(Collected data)
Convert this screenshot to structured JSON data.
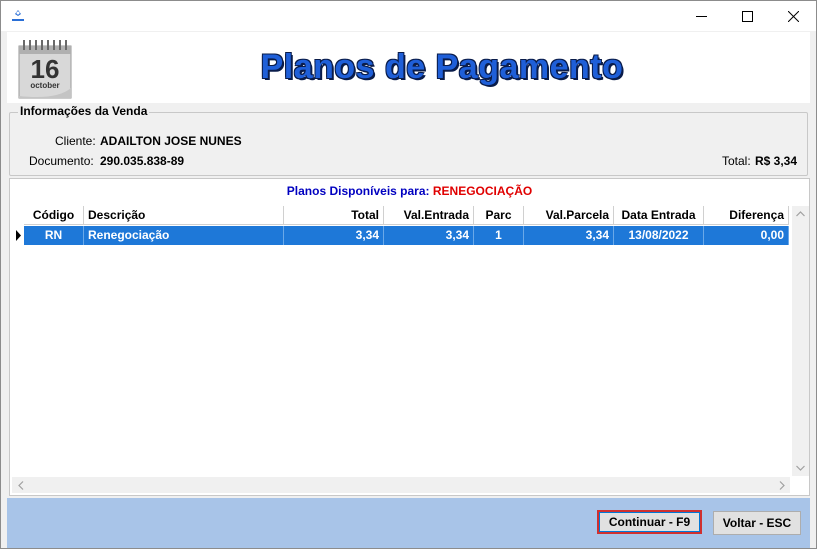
{
  "window": {
    "minimize_icon": "minimize-icon",
    "maximize_icon": "maximize-icon",
    "close_icon": "close-icon"
  },
  "header": {
    "title": "Planos de Pagamento",
    "calendar": {
      "day": "16",
      "month": "october"
    }
  },
  "sale_info": {
    "legend": "Informações da Venda",
    "client_label": "Cliente:",
    "client_value": "ADAILTON JOSE NUNES",
    "document_label": "Documento:",
    "document_value": "290.035.838-89",
    "total_label": "Total:",
    "total_value": "R$ 3,34"
  },
  "plans": {
    "title_label": "Planos Disponíveis para:",
    "title_type": "RENEGOCIAÇÃO",
    "columns": [
      "Código",
      "Descrição",
      "Total",
      "Val.Entrada",
      "Parc",
      "Val.Parcela",
      "Data Entrada",
      "Diferença"
    ],
    "rows": [
      [
        "RN",
        "Renegociação",
        "3,34",
        "3,34",
        "1",
        "3,34",
        "13/08/2022",
        "0,00"
      ]
    ]
  },
  "footer": {
    "continue_label": "Continuar - F9",
    "back_label": "Voltar - ESC"
  },
  "colors": {
    "title_blue": "#1f5fd8",
    "selected_row": "#1e78d8",
    "footer_bg": "#a8c4e8",
    "type_red": "#e00000",
    "label_blue": "#0000c0"
  }
}
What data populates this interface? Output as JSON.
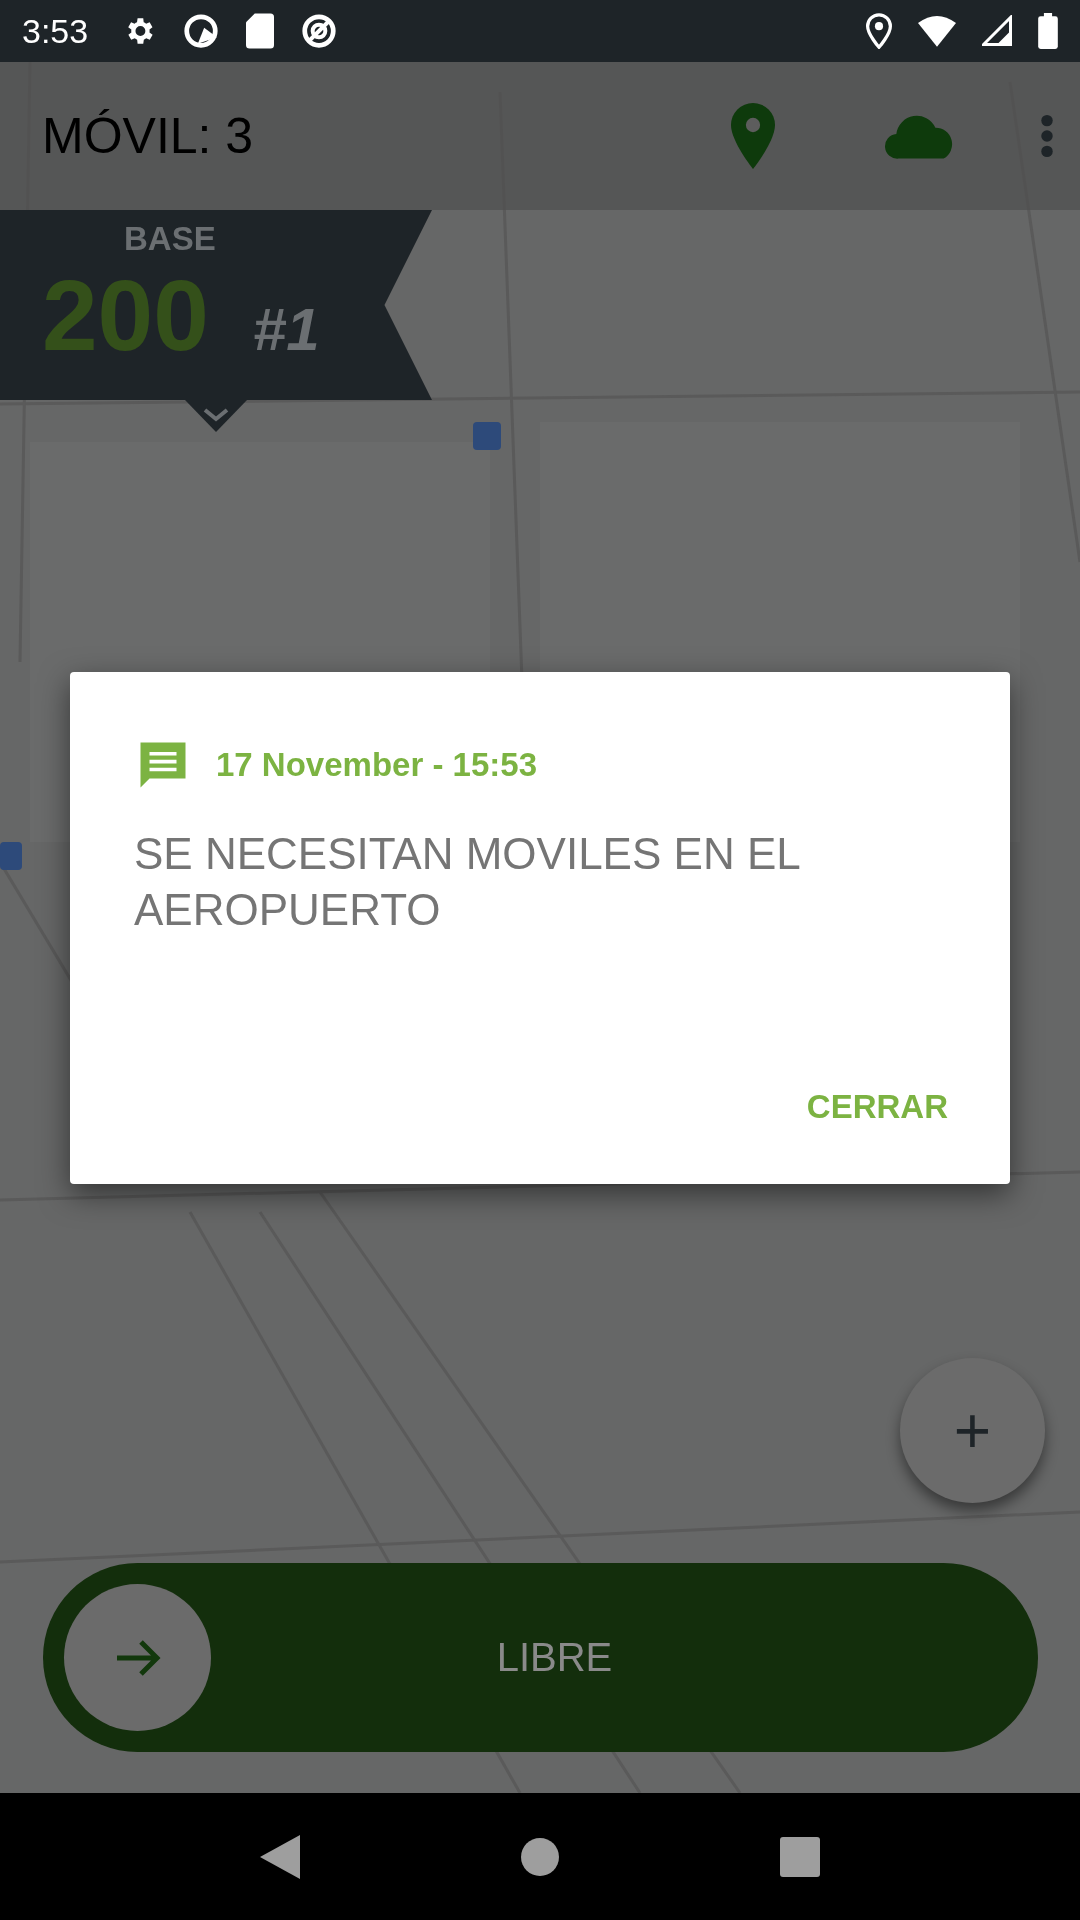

**STATED TASK**
Exactly as written, return every line of the listing, but not the pictures.

**CORRECT OUTPUT**
Convert this screenshot to structured JSON data.
{
  "window": {
    "minimize_icon": "minimize-icon",
    "maximize_icon": "maximize-icon",
    "close_icon": "close-icon"
  },
  "header": {
    "title": "Planos de Pagamento",
    "calendar": {
      "day": "16",
      "month": "october"
    }
  },
  "sale_info": {
    "legend": "Informações da Venda",
    "client_label": "Cliente:",
    "client_value": "ADAILTON JOSE NUNES",
    "document_label": "Documento:",
    "document_value": "290.035.838-89",
    "total_label": "Total:",
    "total_value": "R$ 3,34"
  },
  "plans": {
    "title_label": "Planos Disponíveis para:",
    "title_type": "RENEGOCIAÇÃO",
    "columns": [
      "Código",
      "Descrição",
      "Total",
      "Val.Entrada",
      "Parc",
      "Val.Parcela",
      "Data Entrada",
      "Diferença"
    ],
    "rows": [
      [
        "RN",
        "Renegociação",
        "3,34",
        "3,34",
        "1",
        "3,34",
        "13/08/2022",
        "0,00"
      ]
    ]
  },
  "footer": {
    "continue_label": "Continuar - F9",
    "back_label": "Voltar - ESC"
  },
  "colors": {
    "title_blue": "#1f5fd8",
    "selected_row": "#1e78d8",
    "footer_bg": "#a8c4e8",
    "type_red": "#e00000",
    "label_blue": "#0000c0"
  }
}
What data populates this interface? Output as JSON.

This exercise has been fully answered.